> [YOUR TASK] Arrange the items, from their first line through the line containing "y-tick-label: 100 bbox=[45, 292, 72, 308]", as a Markdown table with the columns Row and Line. Number each line and leave out any blank lines.

+++ THE RECORDS

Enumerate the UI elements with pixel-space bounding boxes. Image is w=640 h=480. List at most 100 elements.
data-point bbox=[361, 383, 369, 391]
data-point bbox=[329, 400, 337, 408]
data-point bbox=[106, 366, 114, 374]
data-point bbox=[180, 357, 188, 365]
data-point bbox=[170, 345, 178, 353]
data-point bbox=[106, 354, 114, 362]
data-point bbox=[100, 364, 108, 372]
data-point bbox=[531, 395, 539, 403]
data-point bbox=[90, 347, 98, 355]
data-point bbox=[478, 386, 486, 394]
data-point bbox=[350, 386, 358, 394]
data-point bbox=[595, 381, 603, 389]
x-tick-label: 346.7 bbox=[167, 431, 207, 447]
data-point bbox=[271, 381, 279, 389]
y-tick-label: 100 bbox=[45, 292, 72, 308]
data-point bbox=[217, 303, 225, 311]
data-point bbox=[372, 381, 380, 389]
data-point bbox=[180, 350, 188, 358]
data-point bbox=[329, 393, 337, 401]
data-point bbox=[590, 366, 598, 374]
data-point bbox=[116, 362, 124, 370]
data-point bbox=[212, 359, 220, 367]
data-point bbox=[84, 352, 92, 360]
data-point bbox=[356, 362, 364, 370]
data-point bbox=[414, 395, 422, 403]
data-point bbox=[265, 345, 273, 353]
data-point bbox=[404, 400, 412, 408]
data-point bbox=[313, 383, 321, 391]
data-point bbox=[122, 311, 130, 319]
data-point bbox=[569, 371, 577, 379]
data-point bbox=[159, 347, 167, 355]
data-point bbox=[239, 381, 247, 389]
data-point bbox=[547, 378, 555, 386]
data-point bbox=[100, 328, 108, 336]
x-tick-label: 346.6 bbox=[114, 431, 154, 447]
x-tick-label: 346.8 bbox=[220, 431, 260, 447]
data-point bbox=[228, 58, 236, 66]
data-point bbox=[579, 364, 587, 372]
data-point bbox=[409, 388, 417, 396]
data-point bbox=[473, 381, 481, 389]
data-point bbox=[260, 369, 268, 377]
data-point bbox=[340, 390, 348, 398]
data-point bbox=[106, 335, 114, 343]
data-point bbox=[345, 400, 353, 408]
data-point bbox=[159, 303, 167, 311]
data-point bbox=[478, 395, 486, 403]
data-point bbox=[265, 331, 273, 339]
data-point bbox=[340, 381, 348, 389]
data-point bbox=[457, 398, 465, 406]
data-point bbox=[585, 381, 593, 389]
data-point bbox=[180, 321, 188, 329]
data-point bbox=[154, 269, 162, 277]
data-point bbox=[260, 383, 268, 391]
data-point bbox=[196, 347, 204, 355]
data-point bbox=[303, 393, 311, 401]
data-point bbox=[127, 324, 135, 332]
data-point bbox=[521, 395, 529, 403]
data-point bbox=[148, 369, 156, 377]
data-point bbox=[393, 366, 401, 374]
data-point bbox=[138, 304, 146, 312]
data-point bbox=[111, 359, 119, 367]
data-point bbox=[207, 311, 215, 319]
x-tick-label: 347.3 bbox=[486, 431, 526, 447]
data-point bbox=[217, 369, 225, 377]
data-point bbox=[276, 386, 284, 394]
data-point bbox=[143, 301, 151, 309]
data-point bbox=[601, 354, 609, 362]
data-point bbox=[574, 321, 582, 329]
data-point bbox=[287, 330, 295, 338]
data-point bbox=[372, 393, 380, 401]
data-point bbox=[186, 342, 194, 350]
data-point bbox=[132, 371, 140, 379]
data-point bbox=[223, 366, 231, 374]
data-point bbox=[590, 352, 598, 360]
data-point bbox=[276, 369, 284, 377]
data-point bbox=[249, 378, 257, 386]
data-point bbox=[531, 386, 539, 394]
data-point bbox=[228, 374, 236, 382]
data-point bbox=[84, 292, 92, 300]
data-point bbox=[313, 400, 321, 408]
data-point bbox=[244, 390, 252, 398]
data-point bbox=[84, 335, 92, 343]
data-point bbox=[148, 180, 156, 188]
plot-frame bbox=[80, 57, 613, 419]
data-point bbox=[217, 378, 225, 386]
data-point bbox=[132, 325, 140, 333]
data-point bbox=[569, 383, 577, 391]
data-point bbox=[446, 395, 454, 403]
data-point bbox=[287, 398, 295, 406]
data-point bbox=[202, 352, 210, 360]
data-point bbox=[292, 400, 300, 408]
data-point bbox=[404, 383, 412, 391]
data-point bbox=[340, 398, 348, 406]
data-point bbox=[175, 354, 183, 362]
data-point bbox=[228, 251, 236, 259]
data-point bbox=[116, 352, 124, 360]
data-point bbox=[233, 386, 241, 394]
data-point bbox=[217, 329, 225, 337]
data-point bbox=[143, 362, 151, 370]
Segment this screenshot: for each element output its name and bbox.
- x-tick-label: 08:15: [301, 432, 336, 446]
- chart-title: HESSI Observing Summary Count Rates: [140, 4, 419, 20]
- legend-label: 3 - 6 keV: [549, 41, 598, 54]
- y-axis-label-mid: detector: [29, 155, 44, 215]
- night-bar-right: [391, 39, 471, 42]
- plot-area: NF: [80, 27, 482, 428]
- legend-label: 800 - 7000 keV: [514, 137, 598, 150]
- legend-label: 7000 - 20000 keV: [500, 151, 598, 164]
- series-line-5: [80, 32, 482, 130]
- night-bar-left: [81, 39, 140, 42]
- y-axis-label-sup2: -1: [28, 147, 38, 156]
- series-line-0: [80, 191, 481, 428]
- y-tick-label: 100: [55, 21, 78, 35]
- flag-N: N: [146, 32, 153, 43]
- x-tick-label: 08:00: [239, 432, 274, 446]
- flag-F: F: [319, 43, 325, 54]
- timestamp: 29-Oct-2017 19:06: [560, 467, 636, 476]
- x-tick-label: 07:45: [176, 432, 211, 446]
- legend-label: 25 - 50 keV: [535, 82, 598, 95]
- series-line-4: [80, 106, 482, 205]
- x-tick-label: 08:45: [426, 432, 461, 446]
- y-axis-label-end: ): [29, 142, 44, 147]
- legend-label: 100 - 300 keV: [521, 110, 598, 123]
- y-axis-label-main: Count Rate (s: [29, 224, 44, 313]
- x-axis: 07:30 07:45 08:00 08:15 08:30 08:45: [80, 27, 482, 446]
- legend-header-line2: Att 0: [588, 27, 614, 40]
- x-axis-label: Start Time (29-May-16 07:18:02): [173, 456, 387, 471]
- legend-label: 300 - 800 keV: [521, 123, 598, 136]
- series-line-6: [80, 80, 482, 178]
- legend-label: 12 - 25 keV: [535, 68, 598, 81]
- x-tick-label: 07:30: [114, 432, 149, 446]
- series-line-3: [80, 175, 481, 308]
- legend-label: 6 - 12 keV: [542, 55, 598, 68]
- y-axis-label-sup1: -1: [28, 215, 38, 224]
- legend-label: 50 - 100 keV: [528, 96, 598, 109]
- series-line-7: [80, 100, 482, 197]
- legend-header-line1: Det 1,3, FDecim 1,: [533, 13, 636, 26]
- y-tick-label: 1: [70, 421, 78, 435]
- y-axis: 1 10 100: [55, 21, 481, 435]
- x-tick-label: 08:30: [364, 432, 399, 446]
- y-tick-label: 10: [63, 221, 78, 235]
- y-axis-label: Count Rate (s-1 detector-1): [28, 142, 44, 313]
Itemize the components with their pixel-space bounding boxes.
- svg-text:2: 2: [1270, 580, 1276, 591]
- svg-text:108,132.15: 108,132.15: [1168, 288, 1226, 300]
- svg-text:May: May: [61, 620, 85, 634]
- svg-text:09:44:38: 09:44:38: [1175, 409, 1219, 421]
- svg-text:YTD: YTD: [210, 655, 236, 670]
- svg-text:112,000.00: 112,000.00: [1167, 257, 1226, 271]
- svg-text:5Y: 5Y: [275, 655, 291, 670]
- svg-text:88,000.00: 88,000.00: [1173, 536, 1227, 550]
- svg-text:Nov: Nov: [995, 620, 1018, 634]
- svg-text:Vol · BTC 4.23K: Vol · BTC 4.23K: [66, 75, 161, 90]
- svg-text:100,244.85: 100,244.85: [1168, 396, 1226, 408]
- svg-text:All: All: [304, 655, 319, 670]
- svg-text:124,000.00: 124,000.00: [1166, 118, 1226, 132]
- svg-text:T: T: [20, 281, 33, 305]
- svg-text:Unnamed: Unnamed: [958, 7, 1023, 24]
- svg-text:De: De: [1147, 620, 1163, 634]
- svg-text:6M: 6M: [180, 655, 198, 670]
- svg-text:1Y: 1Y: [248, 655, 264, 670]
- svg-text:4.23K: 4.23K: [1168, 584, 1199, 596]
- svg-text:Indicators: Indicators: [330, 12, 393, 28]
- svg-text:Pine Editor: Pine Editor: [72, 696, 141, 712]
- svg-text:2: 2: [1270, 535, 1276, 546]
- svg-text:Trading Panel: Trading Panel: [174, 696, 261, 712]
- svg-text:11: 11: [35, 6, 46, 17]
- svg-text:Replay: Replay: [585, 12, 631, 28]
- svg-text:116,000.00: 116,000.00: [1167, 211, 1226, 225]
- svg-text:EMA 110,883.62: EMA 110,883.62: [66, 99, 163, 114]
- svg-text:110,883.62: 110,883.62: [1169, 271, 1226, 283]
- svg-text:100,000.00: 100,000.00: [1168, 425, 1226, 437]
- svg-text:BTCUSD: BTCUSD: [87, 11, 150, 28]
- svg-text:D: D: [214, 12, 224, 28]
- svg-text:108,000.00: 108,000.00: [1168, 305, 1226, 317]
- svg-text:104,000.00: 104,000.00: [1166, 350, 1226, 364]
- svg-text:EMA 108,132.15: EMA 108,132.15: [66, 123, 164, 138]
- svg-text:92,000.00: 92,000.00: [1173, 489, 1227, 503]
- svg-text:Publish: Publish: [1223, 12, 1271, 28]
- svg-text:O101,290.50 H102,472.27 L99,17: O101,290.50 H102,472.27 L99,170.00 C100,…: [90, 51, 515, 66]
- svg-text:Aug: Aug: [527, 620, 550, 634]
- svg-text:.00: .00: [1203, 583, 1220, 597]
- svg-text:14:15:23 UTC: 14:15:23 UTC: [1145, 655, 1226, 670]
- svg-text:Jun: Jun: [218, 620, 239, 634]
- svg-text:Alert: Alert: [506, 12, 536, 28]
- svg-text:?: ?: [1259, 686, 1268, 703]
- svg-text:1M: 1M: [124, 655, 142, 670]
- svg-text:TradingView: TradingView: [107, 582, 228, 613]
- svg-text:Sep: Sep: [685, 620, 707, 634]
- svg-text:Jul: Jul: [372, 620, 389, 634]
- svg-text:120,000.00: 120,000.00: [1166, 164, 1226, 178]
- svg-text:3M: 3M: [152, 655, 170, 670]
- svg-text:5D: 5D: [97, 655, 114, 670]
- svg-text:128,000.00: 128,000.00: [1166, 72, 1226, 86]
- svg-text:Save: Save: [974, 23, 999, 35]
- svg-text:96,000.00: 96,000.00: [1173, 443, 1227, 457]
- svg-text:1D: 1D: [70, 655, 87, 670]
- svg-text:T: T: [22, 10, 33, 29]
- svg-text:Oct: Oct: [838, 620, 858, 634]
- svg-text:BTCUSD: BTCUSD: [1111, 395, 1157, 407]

++++++

> [WRITTEN RESPONSE]
| Row | Line |
|---|---|
| 1 | Enumerate the UI elements with pixel-space bounding boxes. Image is w=640 h=480. List at most 100 elements. |
| 2 | data-point bbox=[361, 383, 369, 391] |
| 3 | data-point bbox=[329, 400, 337, 408] |
| 4 | data-point bbox=[106, 366, 114, 374] |
| 5 | data-point bbox=[180, 357, 188, 365] |
| 6 | data-point bbox=[170, 345, 178, 353] |
| 7 | data-point bbox=[106, 354, 114, 362] |
| 8 | data-point bbox=[100, 364, 108, 372] |
| 9 | data-point bbox=[531, 395, 539, 403] |
| 10 | data-point bbox=[90, 347, 98, 355] |
| 11 | data-point bbox=[478, 386, 486, 394] |
| 12 | data-point bbox=[350, 386, 358, 394] |
| 13 | data-point bbox=[595, 381, 603, 389] |
| 14 | x-tick-label: 346.7 bbox=[167, 431, 207, 447] |
| 15 | data-point bbox=[271, 381, 279, 389] |
| 16 | y-tick-label: 100 bbox=[45, 292, 72, 308] |